Input for this task:
>>

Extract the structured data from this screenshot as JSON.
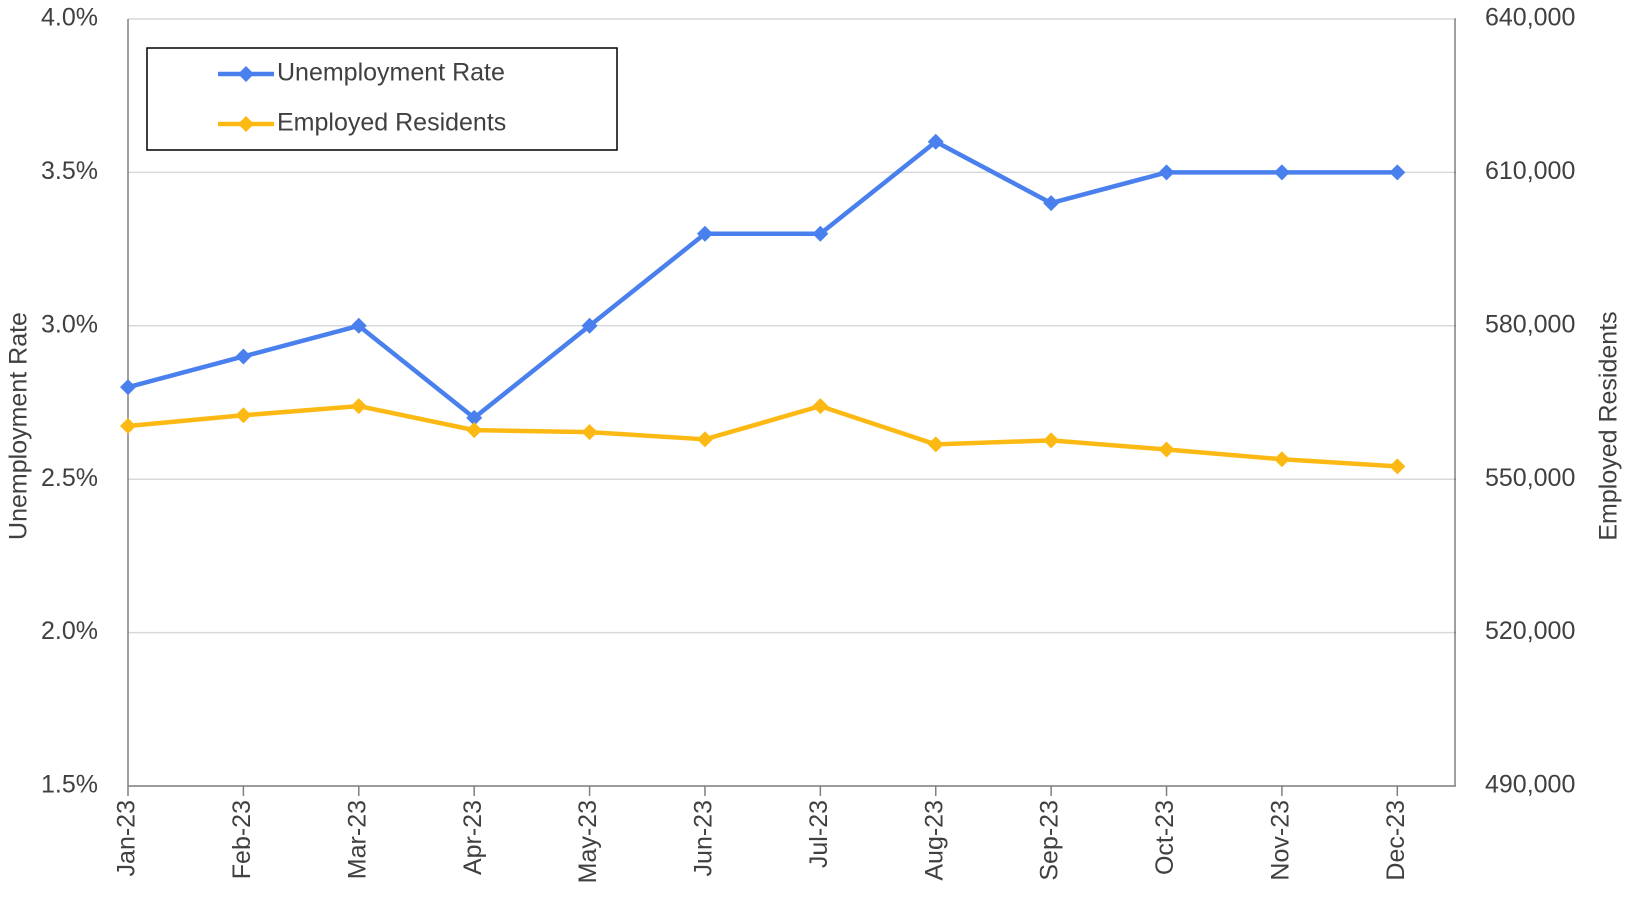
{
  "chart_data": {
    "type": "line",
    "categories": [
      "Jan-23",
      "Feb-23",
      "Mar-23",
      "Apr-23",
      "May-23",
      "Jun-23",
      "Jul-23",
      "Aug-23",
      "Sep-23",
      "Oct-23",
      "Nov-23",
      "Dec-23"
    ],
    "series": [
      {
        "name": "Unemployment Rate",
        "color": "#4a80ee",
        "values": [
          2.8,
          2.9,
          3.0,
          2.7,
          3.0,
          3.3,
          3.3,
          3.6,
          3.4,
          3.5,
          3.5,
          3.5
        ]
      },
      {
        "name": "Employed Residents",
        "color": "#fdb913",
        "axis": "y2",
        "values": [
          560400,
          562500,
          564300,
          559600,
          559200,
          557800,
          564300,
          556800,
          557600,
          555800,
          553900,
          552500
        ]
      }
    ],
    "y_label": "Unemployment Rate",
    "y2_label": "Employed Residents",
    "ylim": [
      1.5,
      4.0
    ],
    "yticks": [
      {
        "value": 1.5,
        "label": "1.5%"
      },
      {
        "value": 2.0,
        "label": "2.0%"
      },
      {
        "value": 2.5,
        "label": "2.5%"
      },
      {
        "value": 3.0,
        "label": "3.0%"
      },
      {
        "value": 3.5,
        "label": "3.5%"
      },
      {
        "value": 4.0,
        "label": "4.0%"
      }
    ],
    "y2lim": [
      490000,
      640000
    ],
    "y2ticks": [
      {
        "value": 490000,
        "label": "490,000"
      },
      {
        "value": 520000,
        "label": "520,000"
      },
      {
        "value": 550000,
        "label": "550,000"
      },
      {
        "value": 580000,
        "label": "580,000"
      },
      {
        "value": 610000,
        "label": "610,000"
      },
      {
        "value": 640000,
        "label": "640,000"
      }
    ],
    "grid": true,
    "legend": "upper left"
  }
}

<<
>>

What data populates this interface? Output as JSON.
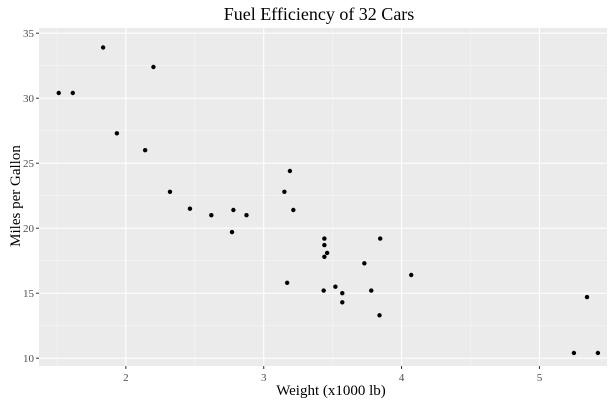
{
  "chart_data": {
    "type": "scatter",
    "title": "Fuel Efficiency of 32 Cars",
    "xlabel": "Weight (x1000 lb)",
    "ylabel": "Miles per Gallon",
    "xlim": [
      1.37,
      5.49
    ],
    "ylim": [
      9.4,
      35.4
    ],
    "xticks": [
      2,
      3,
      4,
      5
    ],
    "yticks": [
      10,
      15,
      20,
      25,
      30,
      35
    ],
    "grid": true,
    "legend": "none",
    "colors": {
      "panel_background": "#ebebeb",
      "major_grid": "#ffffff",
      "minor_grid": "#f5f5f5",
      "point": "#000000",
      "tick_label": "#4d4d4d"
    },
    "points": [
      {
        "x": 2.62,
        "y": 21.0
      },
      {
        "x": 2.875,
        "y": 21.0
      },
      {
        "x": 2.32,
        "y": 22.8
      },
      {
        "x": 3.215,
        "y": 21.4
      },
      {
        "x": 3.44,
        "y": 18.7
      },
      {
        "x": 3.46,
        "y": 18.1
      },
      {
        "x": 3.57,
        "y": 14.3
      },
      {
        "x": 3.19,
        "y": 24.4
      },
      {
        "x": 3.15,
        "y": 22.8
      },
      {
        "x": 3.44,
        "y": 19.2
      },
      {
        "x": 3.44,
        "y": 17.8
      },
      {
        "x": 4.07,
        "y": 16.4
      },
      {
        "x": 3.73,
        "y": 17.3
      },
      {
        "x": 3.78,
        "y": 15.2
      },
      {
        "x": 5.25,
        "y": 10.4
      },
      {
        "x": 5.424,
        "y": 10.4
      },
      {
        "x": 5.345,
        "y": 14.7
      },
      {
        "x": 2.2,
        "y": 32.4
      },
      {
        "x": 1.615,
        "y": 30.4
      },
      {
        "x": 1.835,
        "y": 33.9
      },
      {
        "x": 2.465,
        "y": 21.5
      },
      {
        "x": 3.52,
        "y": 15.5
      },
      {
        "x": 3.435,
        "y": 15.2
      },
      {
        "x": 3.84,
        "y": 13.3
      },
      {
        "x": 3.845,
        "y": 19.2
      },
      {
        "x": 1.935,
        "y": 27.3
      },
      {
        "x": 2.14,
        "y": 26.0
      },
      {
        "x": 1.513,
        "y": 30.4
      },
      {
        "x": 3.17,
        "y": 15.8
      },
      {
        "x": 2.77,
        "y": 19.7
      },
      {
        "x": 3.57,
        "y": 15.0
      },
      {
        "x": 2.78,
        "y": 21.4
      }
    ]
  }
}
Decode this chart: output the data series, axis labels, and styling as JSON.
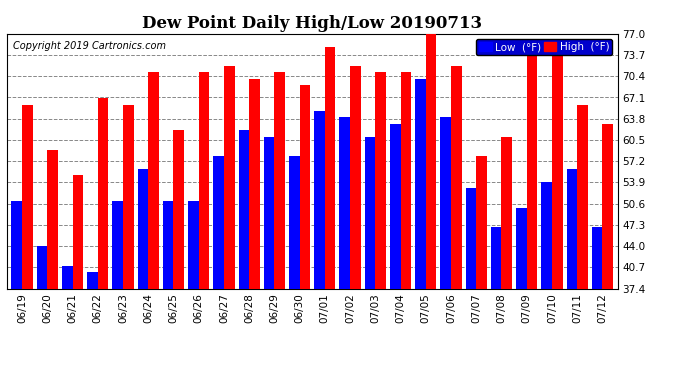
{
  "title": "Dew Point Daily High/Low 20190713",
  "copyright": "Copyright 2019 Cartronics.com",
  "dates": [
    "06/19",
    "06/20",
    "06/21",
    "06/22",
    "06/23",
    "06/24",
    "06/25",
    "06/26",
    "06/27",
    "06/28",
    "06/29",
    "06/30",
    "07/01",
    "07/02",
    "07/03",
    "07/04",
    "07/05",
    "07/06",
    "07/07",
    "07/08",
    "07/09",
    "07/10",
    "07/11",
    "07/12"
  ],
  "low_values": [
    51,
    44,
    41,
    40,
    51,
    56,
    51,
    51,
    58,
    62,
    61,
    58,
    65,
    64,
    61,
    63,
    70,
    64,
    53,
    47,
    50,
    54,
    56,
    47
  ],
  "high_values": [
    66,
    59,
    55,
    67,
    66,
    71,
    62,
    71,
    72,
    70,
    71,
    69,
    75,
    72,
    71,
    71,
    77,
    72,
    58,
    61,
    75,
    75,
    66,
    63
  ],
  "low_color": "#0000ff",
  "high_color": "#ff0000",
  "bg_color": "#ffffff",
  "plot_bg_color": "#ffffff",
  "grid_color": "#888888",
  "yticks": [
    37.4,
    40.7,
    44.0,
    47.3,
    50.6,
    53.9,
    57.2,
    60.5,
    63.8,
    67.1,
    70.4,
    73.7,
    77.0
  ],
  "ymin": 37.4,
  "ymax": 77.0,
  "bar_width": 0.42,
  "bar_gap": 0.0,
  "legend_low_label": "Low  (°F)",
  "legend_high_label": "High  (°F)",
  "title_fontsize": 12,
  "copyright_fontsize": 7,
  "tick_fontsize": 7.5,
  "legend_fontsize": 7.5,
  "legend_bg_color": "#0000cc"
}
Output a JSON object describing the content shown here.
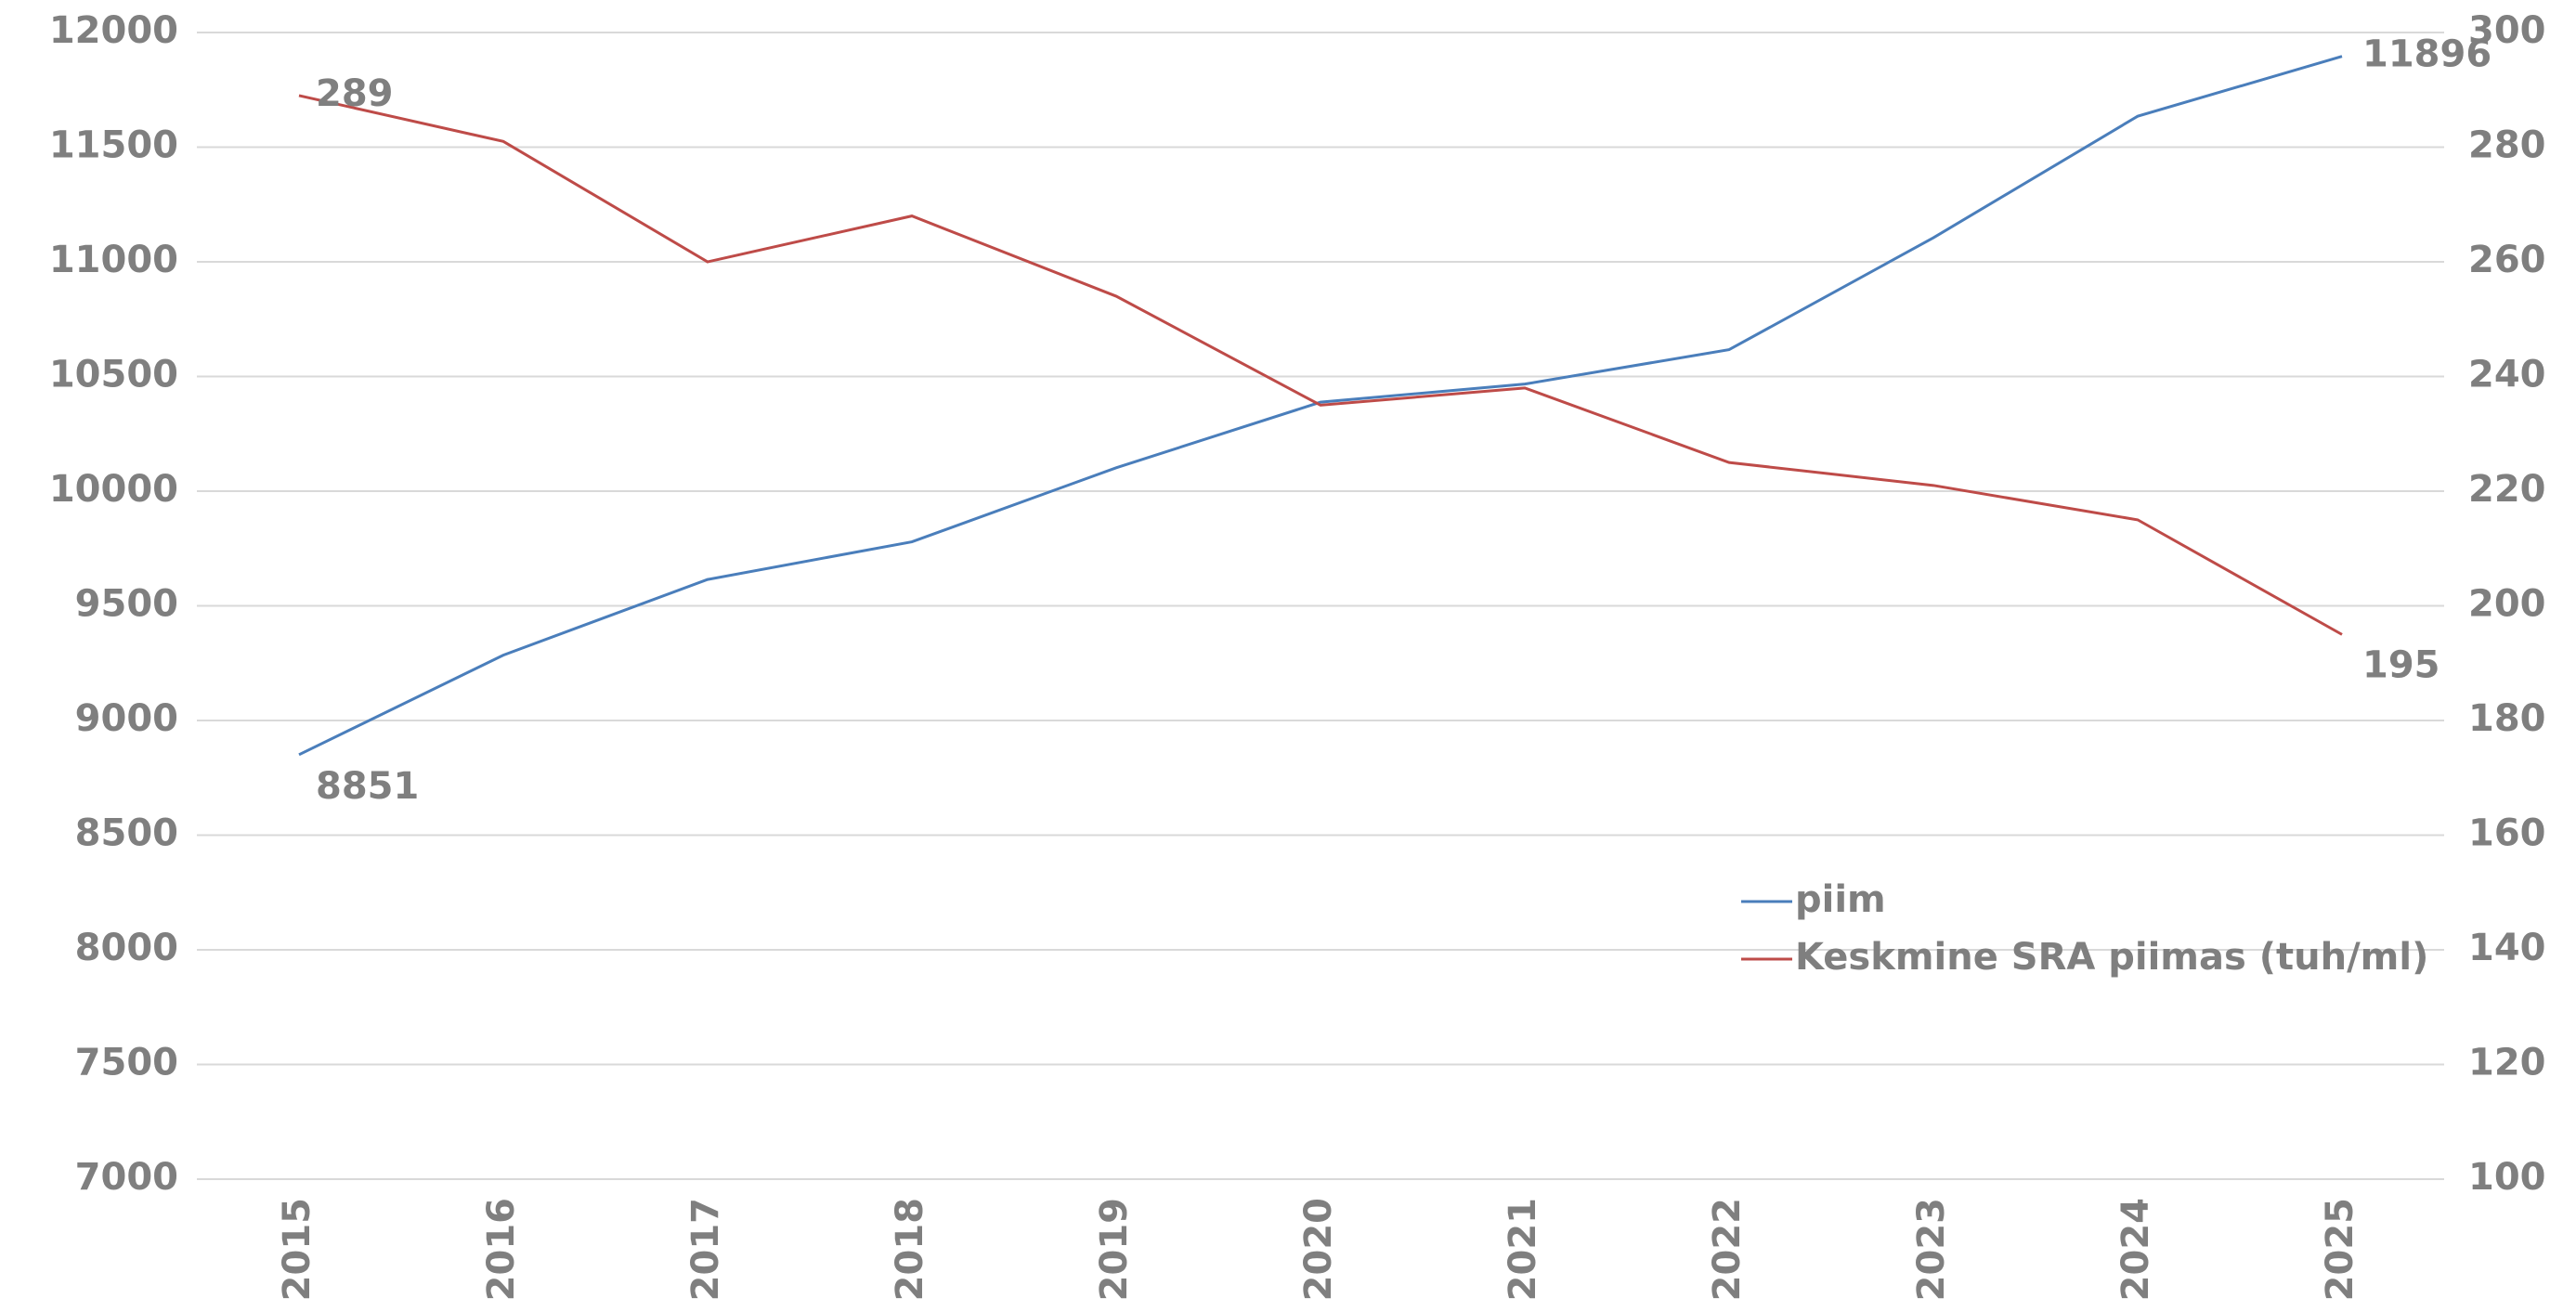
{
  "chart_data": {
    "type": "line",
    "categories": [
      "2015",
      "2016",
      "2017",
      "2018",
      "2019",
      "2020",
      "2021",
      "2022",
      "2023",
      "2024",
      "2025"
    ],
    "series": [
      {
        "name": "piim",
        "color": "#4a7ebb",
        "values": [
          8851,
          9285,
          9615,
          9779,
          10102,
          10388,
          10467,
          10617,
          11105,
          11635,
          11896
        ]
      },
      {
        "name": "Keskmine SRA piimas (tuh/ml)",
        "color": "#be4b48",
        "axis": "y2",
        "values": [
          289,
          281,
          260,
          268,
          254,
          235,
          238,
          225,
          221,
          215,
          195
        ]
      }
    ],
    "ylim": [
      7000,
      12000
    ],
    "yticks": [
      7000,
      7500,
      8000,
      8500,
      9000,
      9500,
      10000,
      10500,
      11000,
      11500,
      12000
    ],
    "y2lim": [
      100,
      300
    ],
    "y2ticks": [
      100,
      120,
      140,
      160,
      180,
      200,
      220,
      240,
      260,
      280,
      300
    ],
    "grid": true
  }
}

<<
>>

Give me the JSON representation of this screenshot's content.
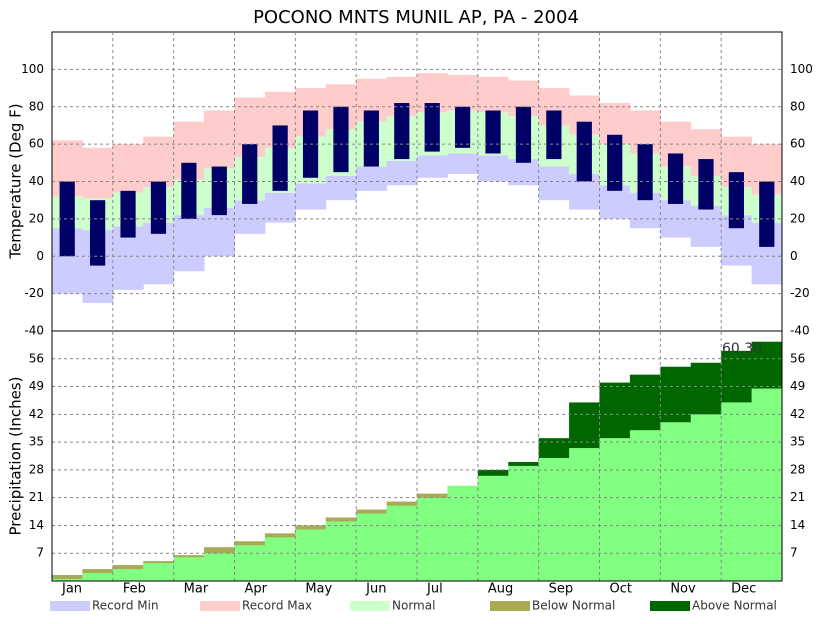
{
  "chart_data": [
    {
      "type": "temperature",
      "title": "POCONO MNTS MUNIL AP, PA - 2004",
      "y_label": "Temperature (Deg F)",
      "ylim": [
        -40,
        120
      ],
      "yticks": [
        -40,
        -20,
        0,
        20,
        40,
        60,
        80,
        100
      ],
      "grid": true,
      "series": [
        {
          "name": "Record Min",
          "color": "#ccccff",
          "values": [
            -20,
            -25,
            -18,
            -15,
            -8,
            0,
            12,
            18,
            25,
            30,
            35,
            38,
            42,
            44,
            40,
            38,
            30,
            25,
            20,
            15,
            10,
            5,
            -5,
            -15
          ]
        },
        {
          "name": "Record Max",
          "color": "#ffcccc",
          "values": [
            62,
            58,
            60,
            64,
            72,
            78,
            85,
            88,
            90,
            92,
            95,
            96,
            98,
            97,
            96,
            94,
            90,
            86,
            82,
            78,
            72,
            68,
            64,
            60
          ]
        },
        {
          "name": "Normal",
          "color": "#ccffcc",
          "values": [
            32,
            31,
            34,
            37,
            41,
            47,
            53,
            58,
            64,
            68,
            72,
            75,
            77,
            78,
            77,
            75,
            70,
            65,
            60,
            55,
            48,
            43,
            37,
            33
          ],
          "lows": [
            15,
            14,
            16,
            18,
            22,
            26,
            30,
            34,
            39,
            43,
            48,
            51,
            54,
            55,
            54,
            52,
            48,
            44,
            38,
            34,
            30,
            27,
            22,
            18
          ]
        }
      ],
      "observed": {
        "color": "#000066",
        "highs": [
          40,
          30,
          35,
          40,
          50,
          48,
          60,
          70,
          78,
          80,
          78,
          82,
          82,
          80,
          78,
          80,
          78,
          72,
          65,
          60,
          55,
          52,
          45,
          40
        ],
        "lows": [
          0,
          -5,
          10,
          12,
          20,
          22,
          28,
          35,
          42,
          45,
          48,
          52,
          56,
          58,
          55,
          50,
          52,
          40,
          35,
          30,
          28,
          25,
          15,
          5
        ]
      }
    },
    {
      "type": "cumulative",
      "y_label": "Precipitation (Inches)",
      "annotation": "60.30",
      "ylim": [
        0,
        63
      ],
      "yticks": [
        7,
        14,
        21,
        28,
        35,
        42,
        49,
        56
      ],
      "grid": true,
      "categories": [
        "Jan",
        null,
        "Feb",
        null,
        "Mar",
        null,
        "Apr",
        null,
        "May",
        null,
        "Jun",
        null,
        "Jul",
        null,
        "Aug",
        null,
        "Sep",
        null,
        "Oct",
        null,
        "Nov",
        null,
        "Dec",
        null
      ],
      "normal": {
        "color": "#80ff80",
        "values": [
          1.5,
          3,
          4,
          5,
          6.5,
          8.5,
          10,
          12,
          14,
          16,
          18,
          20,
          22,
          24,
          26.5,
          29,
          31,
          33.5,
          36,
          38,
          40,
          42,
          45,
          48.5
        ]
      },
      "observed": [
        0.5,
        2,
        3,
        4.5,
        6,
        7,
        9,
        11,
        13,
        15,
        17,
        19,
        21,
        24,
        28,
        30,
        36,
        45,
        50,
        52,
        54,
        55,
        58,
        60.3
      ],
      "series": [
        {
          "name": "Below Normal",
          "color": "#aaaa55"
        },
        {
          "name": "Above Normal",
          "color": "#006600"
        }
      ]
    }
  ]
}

<<

Direction:
State the number of lines in the preceding entries that include the word "name". Provide nothing else.

Solution to this task:
9